[Extracted data entries]
+--

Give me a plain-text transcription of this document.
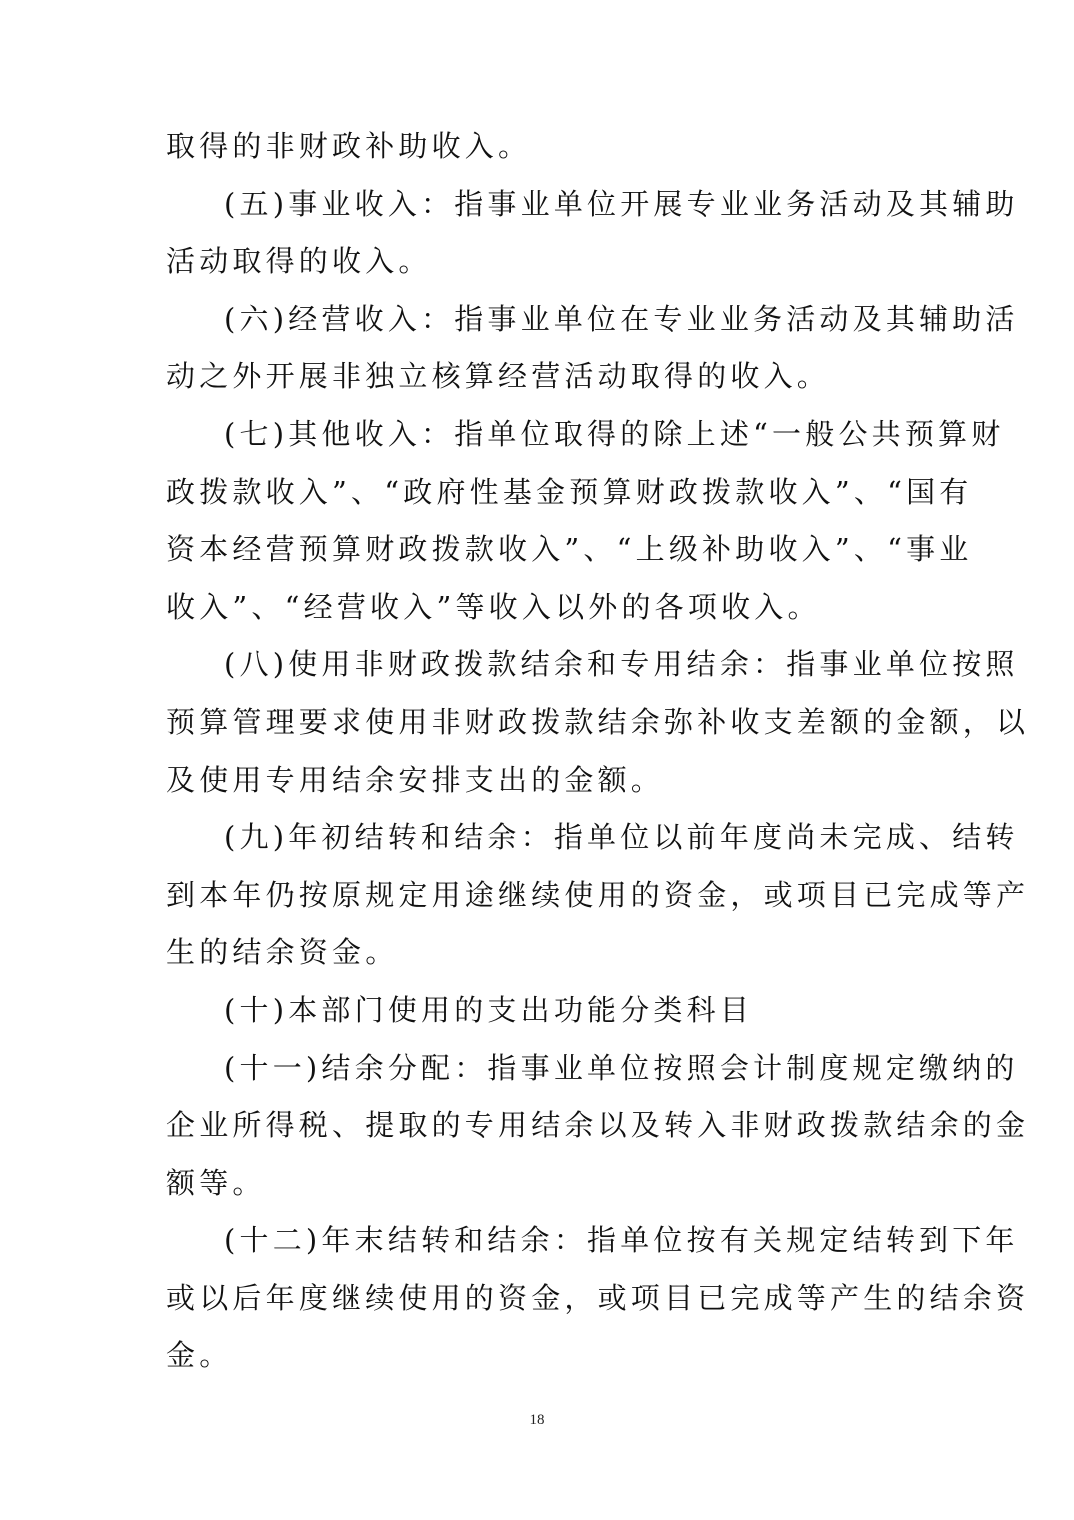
取得的非财政补助收入。
(五)事业收入：指事业单位开展专业业务活动及其辅助
活动取得的收入。
(六)经营收入：指事业单位在专业业务活动及其辅助活
动之外开展非独立核算经营活动取得的收入。
(七)其他收入：指单位取得的除上述“一般公共预算财
政拨款收入”、“政府性基金预算财政拨款收入”、“国有
资本经营预算财政拨款收入”、“上级补助收入”、“事业
收入”、“经营收入”等收入以外的各项收入。
(八)使用非财政拨款结余和专用结余：指事业单位按照
预算管理要求使用非财政拨款结余弥补收支差额的金额，以
及使用专用结余安排支出的金额。
(九)年初结转和结余：指单位以前年度尚未完成、结转
到本年仍按原规定用途继续使用的资金，或项目已完成等产
生的结余资金。
(十)本部门使用的支出功能分类科目
(十一)结余分配：指事业单位按照会计制度规定缴纳的
企业所得税、提取的专用结余以及转入非财政拨款结余的金
额等。
(十二)年末结转和结余：指单位按有关规定结转到下年
或以后年度继续使用的资金，或项目已完成等产生的结余资
金。
18
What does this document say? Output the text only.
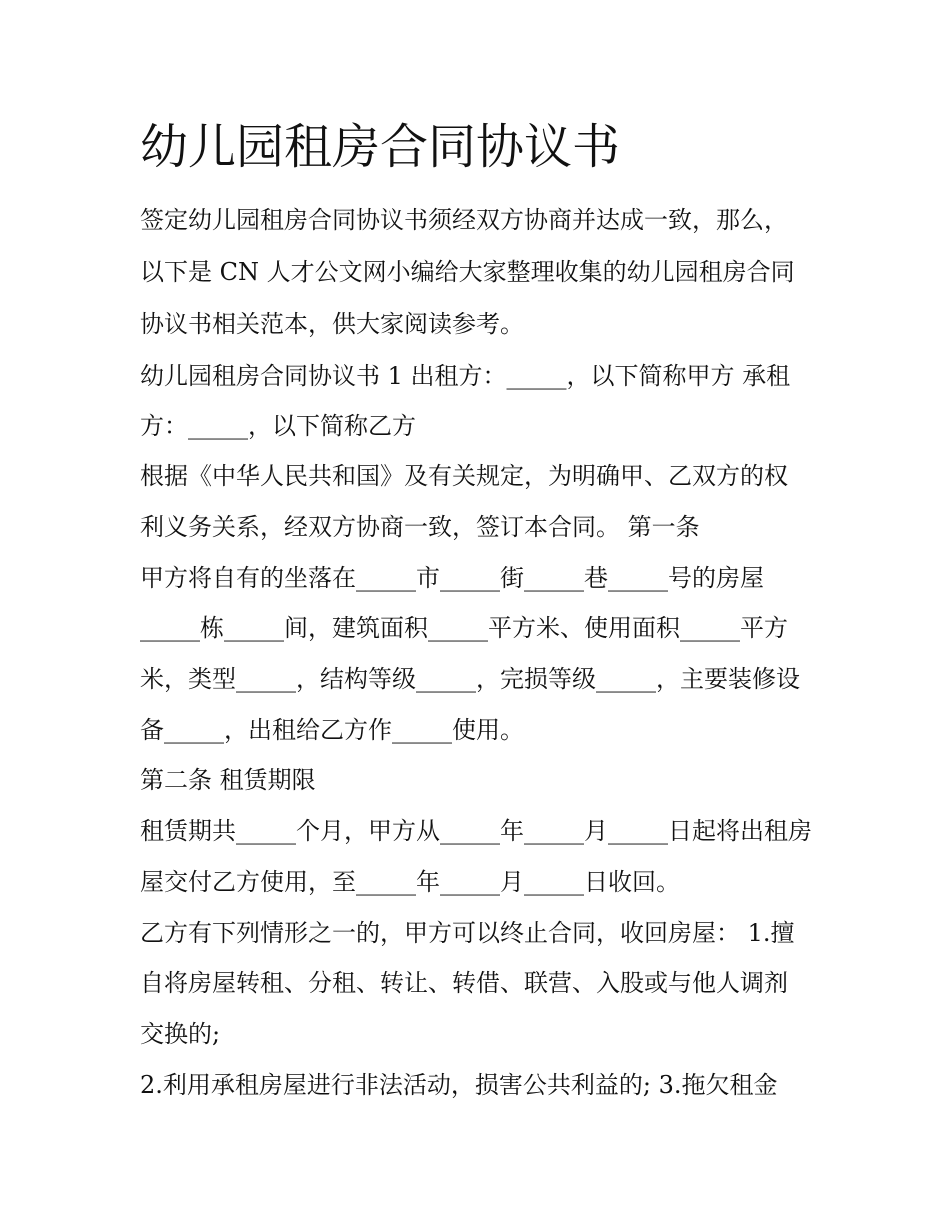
幼儿园租房合同协议书

签定幼儿园租房合同协议书须经双方协商并达成一致，那么，

以下是 CN 人才公文网小编给大家整理收集的幼儿园租房合同

协议书相关范本，供大家阅读参考。

幼儿园租房合同协议书 1 出租方：_____，以下简称甲方 承租

方：_____，以下简称乙方

根据《中华人民共和国》及有关规定，为明确甲、乙双方的权

利义务关系，经双方协商一致，签订本合同。 第一条

甲方将自有的坐落在_____市_____街_____巷_____号的房屋

_____栋_____间，建筑面积_____平方米、使用面积_____平方

米，类型_____，结构等级_____，完损等级_____，主要装修设

备_____，出租给乙方作_____使用。

第二条 租赁期限

租赁期共_____个月，甲方从_____年_____月_____日起将出租房

屋交付乙方使用，至_____年_____月_____日收回。

乙方有下列情形之一的，甲方可以终止合同，收回房屋： 1.擅

自将房屋转租、分租、转让、转借、联营、入股或与他人调剂

交换的;

2.利用承租房屋进行非法活动，损害公共利益的; 3.拖欠租金
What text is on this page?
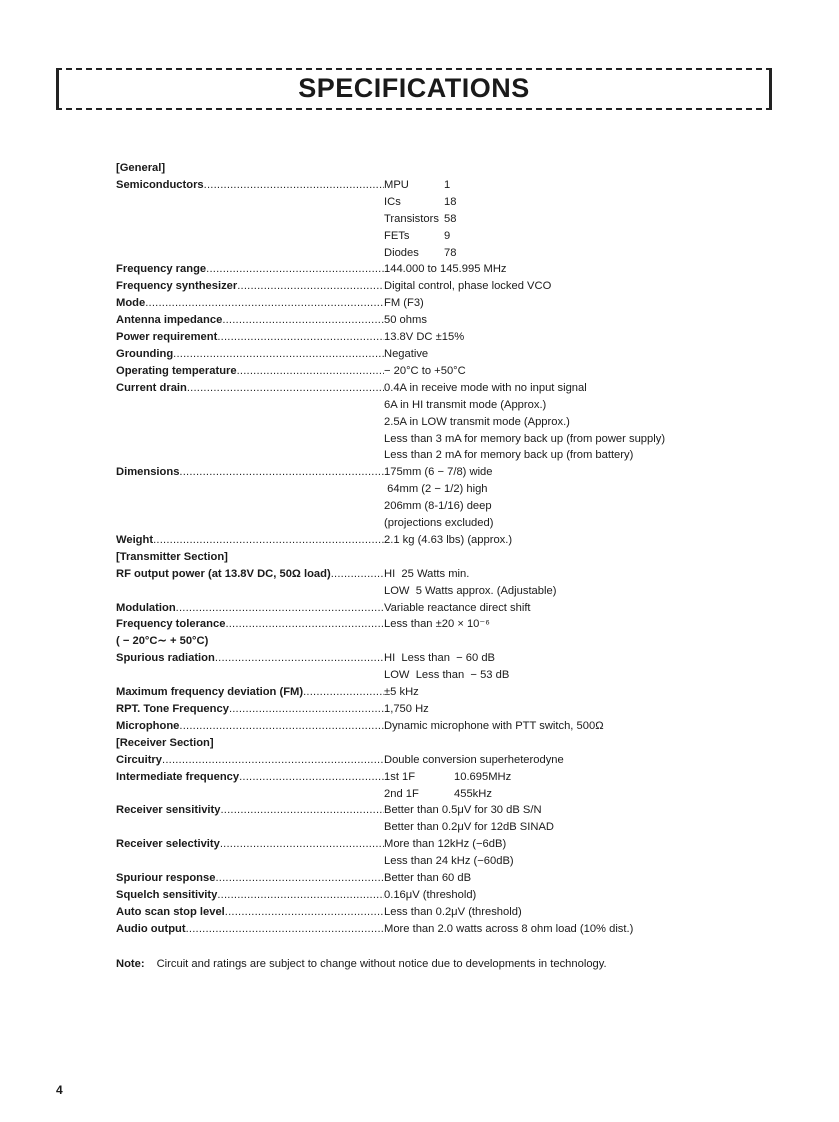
SPECIFICATIONS
[General]
Semiconductors .....	MPU	1
ICs	18
Transistors 58
FETs	9
Diodes 78
Frequency range .....	144.000 to 145.995 MHz
Frequency synthesizer .....	Digital control, phase locked VCO
Mode .....	FM (F3)
Antenna impedance .....	50 ohms
Power requirement .....	13.8V DC ±15%
Grounding .....	Negative
Operating temperature .....	− 20°C to +50°C
Current drain .....	0.4A in receive mode with no input signal
6A in HI transmit mode (Approx.)
2.5A in LOW transmit mode (Approx.)
Less than 3 mA for memory back up (from power supply)
Less than 2 mA for memory back up (from battery)
Dimensions .....	175mm (6 − 7/8) wide
64mm (2 − 1/2) high
206mm (8-1/16) deep
(projections excluded)
Weight .....	2.1 kg (4.63 lbs) (approx.)
[Transmitter Section]
RF output power (at 13.8V DC, 50Ω load) .....	HI  25 Watts min.
LOW  5 Watts approx. (Adjustable)
Modulation .....	Variable reactance direct shift
Frequency tolerance .....	Less than ±20 × 10⁻⁶
( − 20°C∼ + 50°C)
Spurious radiation .....	HI  Less than  − 60 dB
LOW  Less than  − 53 dB
Maximum frequency deviation (FM) .....	±5 kHz
RPT. Tone Frequency .....	1,750 Hz
Microphone .....	Dynamic microphone with PTT switch, 500Ω
[Receiver Section]
Circuitry .....	Double conversion superheterodyne
Intermediate frequency .....	1st 1F	10.695MHz
2nd 1F	455kHz
Receiver sensitivity .....	Better than 0.5μV for 30 dB S/N
Better than 0.2μV for 12dB SINAD
Receiver selectivity .....	More than 12kHz (−6dB)
Less than 24 kHz (−60dB)
Spuriour response .....	Better than 60 dB
Squelch sensitivity .....	0.16μV (threshold)
Auto scan stop level .....	Less than 0.2μV (threshold)
Audio output .....	More than 2.0 watts across 8 ohm load (10% dist.)
Note: Circuit and ratings are subject to change without notice due to developments in technology.
4
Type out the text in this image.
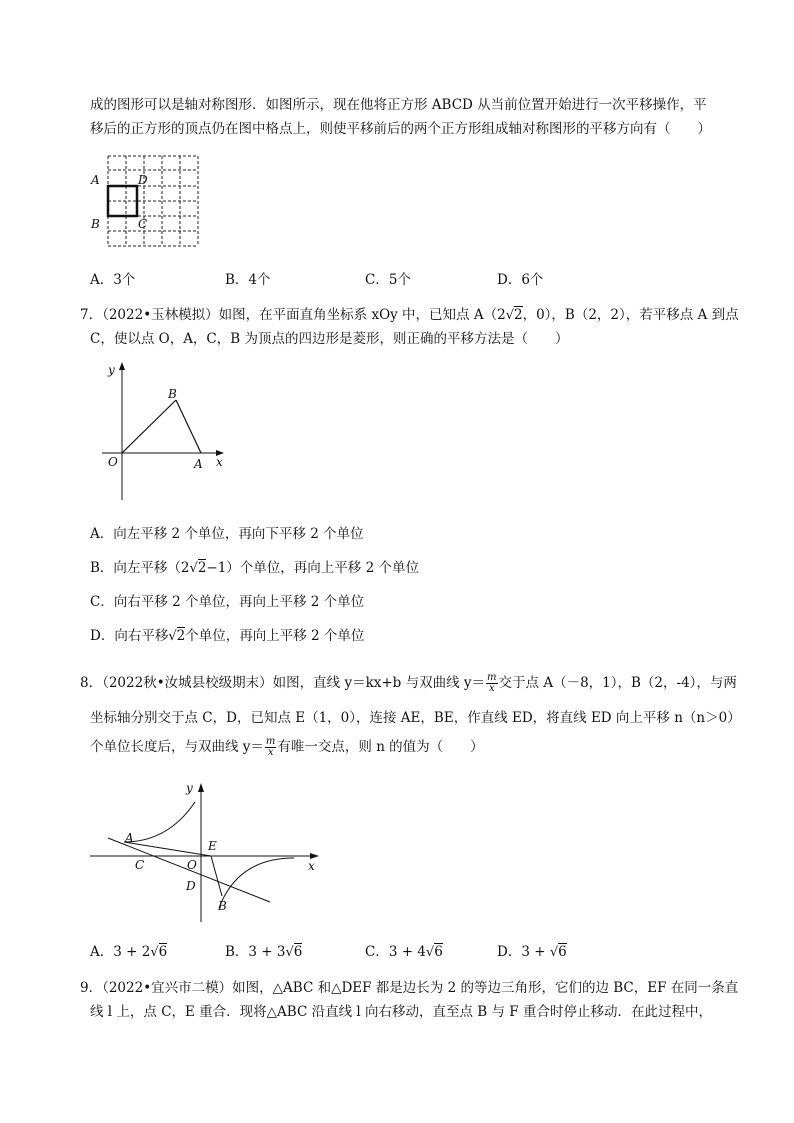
成的图形可以是轴对称图形．如图所示，现在他将正方形 ABCD 从当前位置开始进行一次平移操作，平
移后的正方形的顶点仍在图中格点上，则使平移前后的两个正方形组成轴对称图形的平移方向有（　　）
A
B
D
C
A．3个	B．4个	C．5个	D．6个
7．（2022•玉林模拟）如图，在平面直角坐标系 xOy 中，已知点 A（2√2，0），B（2，2），若平移点 A 到点
C，使以点 O，A，C，B 为顶点的四边形是菱形，则正确的平移方法是（　　）
y
x
O	A
B
A．向左平移 2 个单位，再向下平移 2 个单位
B．向左平移（2√2−1）个单位，再向上平移 2 个单位
C．向右平移 2 个单位，再向上平移 2 个单位
D．向右平移√2个单位，再向上平移 2 个单位
8．（2022秋•汝城县校级期末）如图，直线 y＝kx+b 与双曲线 $y= \frac{m}{x}$ 交于点 A（－8，1），B（2，-4），与两
坐标轴分别交于点 C，D，已知点 E（1，0），连接 AE，BE，作直线 ED，将直线 ED 向上平移 n（n＞0）
个单位长度后，与双曲线 $y= \frac{m}{x}$ 有唯一交点，则 n 的值为（　　）
y
x
A
C	O
E
D
B
A．3 + 2√6	B．3 + 3√6	C．3 + 4√6	D．3 + √6
9．（2022•宜兴市二模）如图，△ABC 和△DEF 都是边长为 2 的等边三角形，它们的边 BC，EF 在同一条直
线 l 上，点 C，E 重合．现将△ABC 沿直线 l 向右移动，直至点 B 与 F 重合时停止移动．在此过程中，
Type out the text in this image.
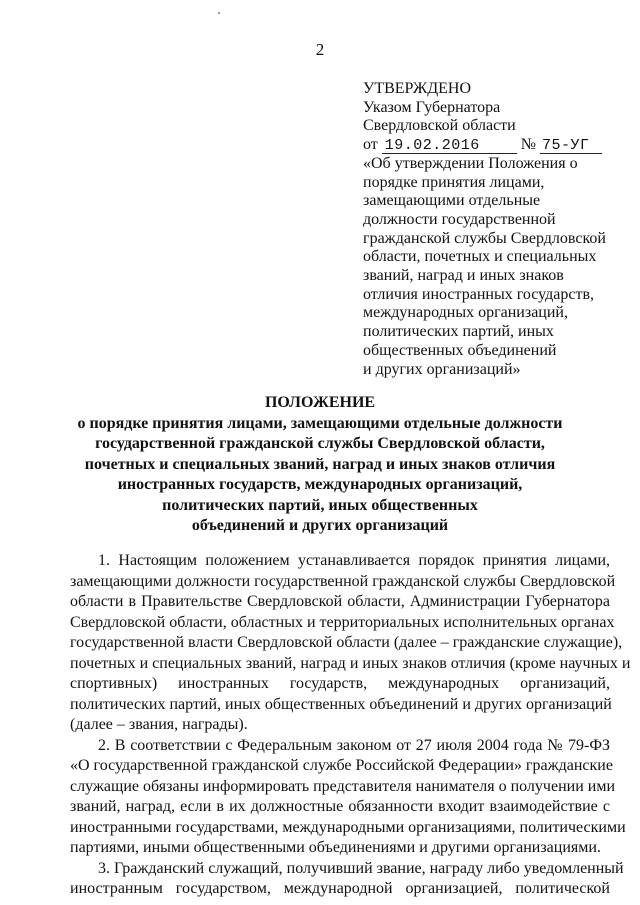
2
УТВЕРЖДЕНО
Указом Губернатора
Свердловской области
от 19.02.2016	№ 75-УГ
«Об утверждении Положения о
порядке принятия лицами,
замещающими отдельные
должности государственной
гражданской службы Свердловской
области, почетных и специальных
званий, наград и иных знаков
отличия иностранных государств,
международных организаций,
политических партий, иных
общественных объединений
и других организаций»
ПОЛОЖЕНИЕ
о порядке принятия лицами, замещающими отдельные должности
государственной гражданской службы Свердловской области,
почетных и специальных званий, наград и иных знаков отличия
иностранных государств, международных организаций,
политических партий, иных общественных
объединений и других организаций
1. Настоящим положением устанавливается порядок принятия лицами,
замещающими должности государственной гражданской службы Свердловской
области в Правительстве Свердловской области, Администрации Губернатора
Свердловской области, областных и территориальных исполнительных органах
государственной власти Свердловской области (далее – гражданские служащие),
почетных и специальных званий, наград и иных знаков отличия (кроме научных и
спортивных) иностранных государств, международных организаций,
политических партий, иных общественных объединений и других организаций
(далее – звания, награды).
2. В соответствии с Федеральным законом от 27 июля 2004 года № 79-ФЗ
«О государственной гражданской службе Российской Федерации» гражданские
служащие обязаны информировать представителя нанимателя о получении ими
званий, наград, если в их должностные обязанности входит взаимодействие с
иностранными государствами, международными организациями, политическими
партиями, иными общественными объединениями и другими организациями.
3. Гражданский служащий, получивший звание, награду либо уведомленный
иностранным государством, международной организацией, политической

+--

* YOUR GOAL *
Transcribe every record above exactly, leaving out the pictures.

* SOLUTION TO THIS TASK *
Give me a plain-text transcription of this document.
取得的非财政补助收入。
(五)事业收入：指事业单位开展专业业务活动及其辅助
活动取得的收入。
(六)经营收入：指事业单位在专业业务活动及其辅助活
动之外开展非独立核算经营活动取得的收入。
(七)其他收入：指单位取得的除上述“一般公共预算财
政拨款收入”、“政府性基金预算财政拨款收入”、“国有
资本经营预算财政拨款收入”、“上级补助收入”、“事业
收入”、“经营收入”等收入以外的各项收入。
(八)使用非财政拨款结余和专用结余：指事业单位按照
预算管理要求使用非财政拨款结余弥补收支差额的金额，以
及使用专用结余安排支出的金额。
(九)年初结转和结余：指单位以前年度尚未完成、结转
到本年仍按原规定用途继续使用的资金，或项目已完成等产
生的结余资金。
(十)本部门使用的支出功能分类科目
(十一)结余分配：指事业单位按照会计制度规定缴纳的
企业所得税、提取的专用结余以及转入非财政拨款结余的金
额等。
(十二)年末结转和结余：指单位按有关规定结转到下年
或以后年度继续使用的资金，或项目已完成等产生的结余资
金。
18
What does this document say? Output the text only.
幼儿园租房合同协议书

签定幼儿园租房合同协议书须经双方协商并达成一致，那么，

以下是 CN 人才公文网小编给大家整理收集的幼儿园租房合同

协议书相关范本，供大家阅读参考。

幼儿园租房合同协议书 1 出租方：_____，以下简称甲方 承租

方：_____，以下简称乙方

根据《中华人民共和国》及有关规定，为明确甲、乙双方的权

利义务关系，经双方协商一致，签订本合同。 第一条

甲方将自有的坐落在_____市_____街_____巷_____号的房屋

_____栋_____间，建筑面积_____平方米、使用面积_____平方

米，类型_____，结构等级_____，完损等级_____，主要装修设

备_____，出租给乙方作_____使用。

第二条 租赁期限

租赁期共_____个月，甲方从_____年_____月_____日起将出租房

屋交付乙方使用，至_____年_____月_____日收回。

乙方有下列情形之一的，甲方可以终止合同，收回房屋： 1.擅

自将房屋转租、分租、转让、转借、联营、入股或与他人调剂

交换的;

2.利用承租房屋进行非法活动，损害公共利益的; 3.拖欠租金
What text is on this page?
SPECIFICATIONS
[General]
Semiconductors .....	MPU	1
ICs	18
Transistors 58
FETs	9
Diodes 78
Frequency range .....	144.000 to 145.995 MHz
Frequency synthesizer .....	Digital control, phase locked VCO
Mode .....	FM (F3)
Antenna impedance .....	50 ohms
Power requirement .....	13.8V DC ±15%
Grounding .....	Negative
Operating temperature .....	− 20°C to +50°C
Current drain .....	0.4A in receive mode with no input signal
6A in HI transmit mode (Approx.)
2.5A in LOW transmit mode (Approx.)
Less than 3 mA for memory back up (from power supply)
Less than 2 mA for memory back up (from battery)
Dimensions .....	175mm (6 − 7/8) wide
64mm (2 − 1/2) high
206mm (8-1/16) deep
(projections excluded)
Weight .....	2.1 kg (4.63 lbs) (approx.)
[Transmitter Section]
RF output power (at 13.8V DC, 50Ω load) .....	HI  25 Watts min.
LOW  5 Watts approx. (Adjustable)
Modulation .....	Variable reactance direct shift
Frequency tolerance .....	Less than ±20 × 10⁻⁶
( − 20°C∼ + 50°C)
Spurious radiation .....	HI  Less than  − 60 dB
LOW  Less than  − 53 dB
Maximum frequency deviation (FM) .....	±5 kHz
RPT. Tone Frequency .....	1,750 Hz
Microphone .....	Dynamic microphone with PTT switch, 500Ω
[Receiver Section]
Circuitry .....	Double conversion superheterodyne
Intermediate frequency .....	1st 1F	10.695MHz
2nd 1F	455kHz
Receiver sensitivity .....	Better than 0.5μV for 30 dB S/N
Better than 0.2μV for 12dB SINAD
Receiver selectivity .....	More than 12kHz (−6dB)
Less than 24 kHz (−60dB)
Spuriour response .....	Better than 60 dB
Squelch sensitivity .....	0.16μV (threshold)
Auto scan stop level .....	Less than 0.2μV (threshold)
Audio output .....	More than 2.0 watts across 8 ohm load (10% dist.)
Note: Circuit and ratings are subject to change without notice due to developments in technology.
4
Type out the text in this image.
成的图形可以是轴对称图形．如图所示，现在他将正方形 ABCD 从当前位置开始进行一次平移操作，平
移后的正方形的顶点仍在图中格点上，则使平移前后的两个正方形组成轴对称图形的平移方向有（　　）
A
B
D
C
A．3个	B．4个	C．5个	D．6个
7．（2022•玉林模拟）如图，在平面直角坐标系 xOy 中，已知点 A（2√2，0），B（2，2），若平移点 A 到点
C，使以点 O，A，C，B 为顶点的四边形是菱形，则正确的平移方法是（　　）
y
x
O	A
B
A．向左平移 2 个单位，再向下平移 2 个单位
B．向左平移（2√2−1）个单位，再向上平移 2 个单位
C．向右平移 2 个单位，再向上平移 2 个单位
D．向右平移√2个单位，再向上平移 2 个单位
8．（2022秋•汝城县校级期末）如图，直线 y＝kx+b 与双曲线 $y= \frac{m}{x}$ 交于点 A（－8，1），B（2，-4），与两
坐标轴分别交于点 C，D，已知点 E（1，0），连接 AE，BE，作直线 ED，将直线 ED 向上平移 n（n＞0）
个单位长度后，与双曲线 $y= \frac{m}{x}$ 有唯一交点，则 n 的值为（　　）
y
x
A
C	O
E
D
B
A．3 + 2√6	B．3 + 3√6	C．3 + 4√6	D．3 + √6
9．（2022•宜兴市二模）如图，△ABC 和△DEF 都是边长为 2 的等边三角形，它们的边 BC，EF 在同一条直
线 l 上，点 C，E 重合．现将△ABC 沿直线 l 向右移动，直至点 B 与 F 重合时停止移动．在此过程中，
Type out the text in this image.
2
УТВЕРЖДЕНО
Указом Губернатора
Свердловской области
от 19.02.2016	№ 75-УГ
«Об утверждении Положения о
порядке принятия лицами,
замещающими отдельные
должности государственной
гражданской службы Свердловской
области, почетных и специальных
званий, наград и иных знаков
отличия иностранных государств,
международных организаций,
политических партий, иных
общественных объединений
и других организаций»
ПОЛОЖЕНИЕ
о порядке принятия лицами, замещающими отдельные должности
государственной гражданской службы Свердловской области,
почетных и специальных званий, наград и иных знаков отличия
иностранных государств, международных организаций,
политических партий, иных общественных
объединений и других организаций
1. Настоящим положением устанавливается порядок принятия лицами,
замещающими должности государственной гражданской службы Свердловской
области в Правительстве Свердловской области, Администрации Губернатора
Свердловской области, областных и территориальных исполнительных органах
государственной власти Свердловской области (далее – гражданские служащие),
почетных и специальных званий, наград и иных знаков отличия (кроме научных и
спортивных) иностранных государств, международных организаций,
политических партий, иных общественных объединений и других организаций
(далее – звания, награды).
2. В соответствии с Федеральным законом от 27 июля 2004 года № 79-ФЗ
«О государственной гражданской службе Российской Федерации» гражданские
служащие обязаны информировать представителя нанимателя о получении ими
званий, наград, если в их должностные обязанности входит взаимодействие с
иностранными государствами, международными организациями, политическими
партиями, иными общественными объединениями и другими организациями.
3. Гражданский служащий, получивший звание, награду либо уведомленный
иностранным государством, международной организацией, политической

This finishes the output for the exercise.